### [Exercise brief]
Print out each entry below exactly, please.

══ Data shown

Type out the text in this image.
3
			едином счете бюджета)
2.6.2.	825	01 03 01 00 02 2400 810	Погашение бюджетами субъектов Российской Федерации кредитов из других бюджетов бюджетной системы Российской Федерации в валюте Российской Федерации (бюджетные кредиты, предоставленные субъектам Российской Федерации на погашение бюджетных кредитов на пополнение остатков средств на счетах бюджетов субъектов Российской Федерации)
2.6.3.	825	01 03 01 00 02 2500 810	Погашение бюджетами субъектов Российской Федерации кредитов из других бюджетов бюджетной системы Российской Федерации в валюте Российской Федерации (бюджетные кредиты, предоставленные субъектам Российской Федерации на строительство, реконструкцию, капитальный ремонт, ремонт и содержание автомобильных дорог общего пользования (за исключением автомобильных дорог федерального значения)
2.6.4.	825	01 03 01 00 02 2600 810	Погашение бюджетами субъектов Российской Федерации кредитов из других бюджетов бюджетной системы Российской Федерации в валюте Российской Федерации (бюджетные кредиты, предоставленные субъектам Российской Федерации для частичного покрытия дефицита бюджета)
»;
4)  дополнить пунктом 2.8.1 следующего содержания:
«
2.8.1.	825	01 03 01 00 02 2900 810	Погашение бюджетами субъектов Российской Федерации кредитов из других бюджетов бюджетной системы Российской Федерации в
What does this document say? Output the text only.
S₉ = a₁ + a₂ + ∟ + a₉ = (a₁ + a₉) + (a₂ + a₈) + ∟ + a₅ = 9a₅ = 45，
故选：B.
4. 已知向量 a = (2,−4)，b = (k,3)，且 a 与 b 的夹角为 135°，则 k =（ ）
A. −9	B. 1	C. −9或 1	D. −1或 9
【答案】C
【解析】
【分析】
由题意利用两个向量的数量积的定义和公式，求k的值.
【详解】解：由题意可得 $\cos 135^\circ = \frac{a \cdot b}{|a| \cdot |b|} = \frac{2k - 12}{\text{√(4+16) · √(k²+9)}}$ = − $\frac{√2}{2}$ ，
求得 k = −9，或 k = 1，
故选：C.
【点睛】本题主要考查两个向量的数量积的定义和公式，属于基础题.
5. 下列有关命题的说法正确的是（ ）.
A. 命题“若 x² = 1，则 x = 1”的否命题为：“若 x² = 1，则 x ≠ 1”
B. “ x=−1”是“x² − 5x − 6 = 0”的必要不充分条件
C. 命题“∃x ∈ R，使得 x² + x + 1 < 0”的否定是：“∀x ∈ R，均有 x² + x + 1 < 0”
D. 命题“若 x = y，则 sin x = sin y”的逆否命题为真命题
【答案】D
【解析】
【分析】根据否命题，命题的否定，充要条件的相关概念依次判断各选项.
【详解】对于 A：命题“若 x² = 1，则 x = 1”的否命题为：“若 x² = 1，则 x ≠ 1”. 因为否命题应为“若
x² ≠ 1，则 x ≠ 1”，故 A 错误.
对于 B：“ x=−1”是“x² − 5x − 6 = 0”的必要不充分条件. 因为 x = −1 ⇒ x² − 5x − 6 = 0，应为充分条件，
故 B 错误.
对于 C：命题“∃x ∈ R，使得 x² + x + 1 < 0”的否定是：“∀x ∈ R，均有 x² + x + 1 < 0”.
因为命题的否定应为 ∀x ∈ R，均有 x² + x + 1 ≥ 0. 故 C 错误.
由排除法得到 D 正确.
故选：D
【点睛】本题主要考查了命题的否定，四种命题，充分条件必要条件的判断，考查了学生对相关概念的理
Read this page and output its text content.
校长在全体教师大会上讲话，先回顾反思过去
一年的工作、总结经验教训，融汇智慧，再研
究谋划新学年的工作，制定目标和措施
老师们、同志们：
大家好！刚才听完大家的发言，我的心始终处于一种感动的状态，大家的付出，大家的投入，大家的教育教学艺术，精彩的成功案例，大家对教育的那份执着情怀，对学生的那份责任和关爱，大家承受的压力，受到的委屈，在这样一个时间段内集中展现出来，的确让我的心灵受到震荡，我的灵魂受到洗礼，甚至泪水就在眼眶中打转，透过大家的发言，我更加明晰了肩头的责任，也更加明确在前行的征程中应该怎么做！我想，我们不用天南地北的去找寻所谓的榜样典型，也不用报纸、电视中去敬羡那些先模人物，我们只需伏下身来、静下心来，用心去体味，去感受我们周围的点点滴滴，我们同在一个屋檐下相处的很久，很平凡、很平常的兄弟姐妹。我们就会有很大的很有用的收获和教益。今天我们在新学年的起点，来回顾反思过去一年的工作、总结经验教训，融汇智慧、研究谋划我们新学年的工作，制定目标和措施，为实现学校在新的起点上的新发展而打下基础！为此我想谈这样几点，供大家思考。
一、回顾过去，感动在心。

════

### [Output of the task]
Type out the text in this image.
3
			едином счете бюджета)
2.6.2.	825	01 03 01 00 02 2400 810	Погашение бюджетами субъектов Российской Федерации кредитов из других бюджетов бюджетной системы Российской Федерации в валюте Российской Федерации (бюджетные кредиты, предоставленные субъектам Российской Федерации на погашение бюджетных кредитов на пополнение остатков средств на счетах бюджетов субъектов Российской Федерации)
2.6.3.	825	01 03 01 00 02 2500 810	Погашение бюджетами субъектов Российской Федерации кредитов из других бюджетов бюджетной системы Российской Федерации в валюте Российской Федерации (бюджетные кредиты, предоставленные субъектам Российской Федерации на строительство, реконструкцию, капитальный ремонт, ремонт и содержание автомобильных дорог общего пользования (за исключением автомобильных дорог федерального значения)
2.6.4.	825	01 03 01 00 02 2600 810	Погашение бюджетами субъектов Российской Федерации кредитов из других бюджетов бюджетной системы Российской Федерации в валюте Российской Федерации (бюджетные кредиты, предоставленные субъектам Российской Федерации для частичного покрытия дефицита бюджета)
»;
4)  дополнить пунктом 2.8.1 следующего содержания:
«
2.8.1.	825	01 03 01 00 02 2900 810	Погашение бюджетами субъектов Российской Федерации кредитов из других бюджетов бюджетной системы Российской Федерации в
What does this document say? Output the text only.
S₉ = a₁ + a₂ + ∟ + a₉ = (a₁ + a₉) + (a₂ + a₈) + ∟ + a₅ = 9a₅ = 45，
故选：B.
4. 已知向量 a = (2,−4)，b = (k,3)，且 a 与 b 的夹角为 135°，则 k =（ ）
A. −9	B. 1	C. −9或 1	D. −1或 9
【答案】C
【解析】
【分析】
由题意利用两个向量的数量积的定义和公式，求k的值.
【详解】解：由题意可得 $\cos 135^\circ = \frac{a \cdot b}{|a| \cdot |b|} = \frac{2k - 12}{\text{√(4+16) · √(k²+9)}}$ = − $\frac{√2}{2}$ ，
求得 k = −9，或 k = 1，
故选：C.
【点睛】本题主要考查两个向量的数量积的定义和公式，属于基础题.
5. 下列有关命题的说法正确的是（ ）.
A. 命题“若 x² = 1，则 x = 1”的否命题为：“若 x² = 1，则 x ≠ 1”
B. “ x=−1”是“x² − 5x − 6 = 0”的必要不充分条件
C. 命题“∃x ∈ R，使得 x² + x + 1 < 0”的否定是：“∀x ∈ R，均有 x² + x + 1 < 0”
D. 命题“若 x = y，则 sin x = sin y”的逆否命题为真命题
【答案】D
【解析】
【分析】根据否命题，命题的否定，充要条件的相关概念依次判断各选项.
【详解】对于 A：命题“若 x² = 1，则 x = 1”的否命题为：“若 x² = 1，则 x ≠ 1”. 因为否命题应为“若
x² ≠ 1，则 x ≠ 1”，故 A 错误.
对于 B：“ x=−1”是“x² − 5x − 6 = 0”的必要不充分条件. 因为 x = −1 ⇒ x² − 5x − 6 = 0，应为充分条件，
故 B 错误.
对于 C：命题“∃x ∈ R，使得 x² + x + 1 < 0”的否定是：“∀x ∈ R，均有 x² + x + 1 < 0”.
因为命题的否定应为 ∀x ∈ R，均有 x² + x + 1 ≥ 0. 故 C 错误.
由排除法得到 D 正确.
故选：D
【点睛】本题主要考查了命题的否定，四种命题，充分条件必要条件的判断，考查了学生对相关概念的理
Read this page and output its text content.
校长在全体教师大会上讲话，先回顾反思过去
一年的工作、总结经验教训，融汇智慧，再研
究谋划新学年的工作，制定目标和措施
老师们、同志们：
大家好！刚才听完大家的发言，我的心始终处于一种感动的状态，大家的付出，大家的投入，大家的教育教学艺术，精彩的成功案例，大家对教育的那份执着情怀，对学生的那份责任和关爱，大家承受的压力，受到的委屈，在这样一个时间段内集中展现出来，的确让我的心灵受到震荡，我的灵魂受到洗礼，甚至泪水就在眼眶中打转，透过大家的发言，我更加明晰了肩头的责任，也更加明确在前行的征程中应该怎么做！我想，我们不用天南地北的去找寻所谓的榜样典型，也不用报纸、电视中去敬羡那些先模人物，我们只需伏下身来、静下心来，用心去体味，去感受我们周围的点点滴滴，我们同在一个屋檐下相处的很久，很平凡、很平常的兄弟姐妹。我们就会有很大的很有用的收获和教益。今天我们在新学年的起点，来回顾反思过去一年的工作、总结经验教训，融汇智慧、研究谋划我们新学年的工作，制定目标和措施，为实现学校在新的起点上的新发展而打下基础！为此我想谈这样几点，供大家思考。
一、回顾过去，感动在心。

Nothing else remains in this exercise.